*WRITTEN INSTRUCTION*. Make a verbatim copy of the entries below; pictures stay out.

========================================================================

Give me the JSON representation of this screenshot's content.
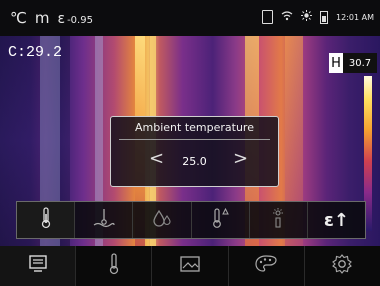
{
  "status": {
    "unit": "℃",
    "mode": "m",
    "emissivity_symbol": "ε",
    "emissivity": "-0.95",
    "time": "12:01 AM"
  },
  "view": {
    "center_temp": "C:29.2",
    "hi_label": "H",
    "hi_value": "30.7"
  },
  "dialog": {
    "title": "Ambient temperature",
    "value": "25.0",
    "prev": "<",
    "next": ">"
  },
  "params": [
    {
      "icon": "thermometer-icon",
      "selected": true
    },
    {
      "icon": "dew-point-icon"
    },
    {
      "icon": "humidity-icon"
    },
    {
      "icon": "high-temp-alarm-icon"
    },
    {
      "icon": "laser-icon"
    },
    {
      "icon": "emissivity-icon"
    }
  ],
  "emissivity_glyph": "ε↑",
  "menu": [
    {
      "icon": "display-icon",
      "active": true
    },
    {
      "icon": "thermometer-icon"
    },
    {
      "icon": "image-icon"
    },
    {
      "icon": "palette-icon"
    },
    {
      "icon": "settings-icon"
    }
  ],
  "colors": {
    "hot": "#ffe060",
    "warm": "#e27a48",
    "mid": "#8a3a88",
    "cold": "#2a1a5e"
  }
}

========================================================================

*FULL SOLUTION*.
Give me the JSON representation of this screenshot's content.
{
  "status": {
    "unit": "℃",
    "mode": "m",
    "emissivity_symbol": "ε",
    "emissivity": "-0.95",
    "time": "12:01 AM"
  },
  "view": {
    "center_temp": "C:29.2",
    "hi_label": "H",
    "hi_value": "30.7"
  },
  "dialog": {
    "title": "Ambient temperature",
    "value": "25.0",
    "prev": "<",
    "next": ">"
  },
  "params": [
    {
      "icon": "thermometer-icon",
      "selected": true
    },
    {
      "icon": "dew-point-icon"
    },
    {
      "icon": "humidity-icon"
    },
    {
      "icon": "high-temp-alarm-icon"
    },
    {
      "icon": "laser-icon"
    },
    {
      "icon": "emissivity-icon"
    }
  ],
  "emissivity_glyph": "ε↑",
  "menu": [
    {
      "icon": "display-icon",
      "active": true
    },
    {
      "icon": "thermometer-icon"
    },
    {
      "icon": "image-icon"
    },
    {
      "icon": "palette-icon"
    },
    {
      "icon": "settings-icon"
    }
  ],
  "colors": {
    "hot": "#ffe060",
    "warm": "#e27a48",
    "mid": "#8a3a88",
    "cold": "#2a1a5e"
  }
}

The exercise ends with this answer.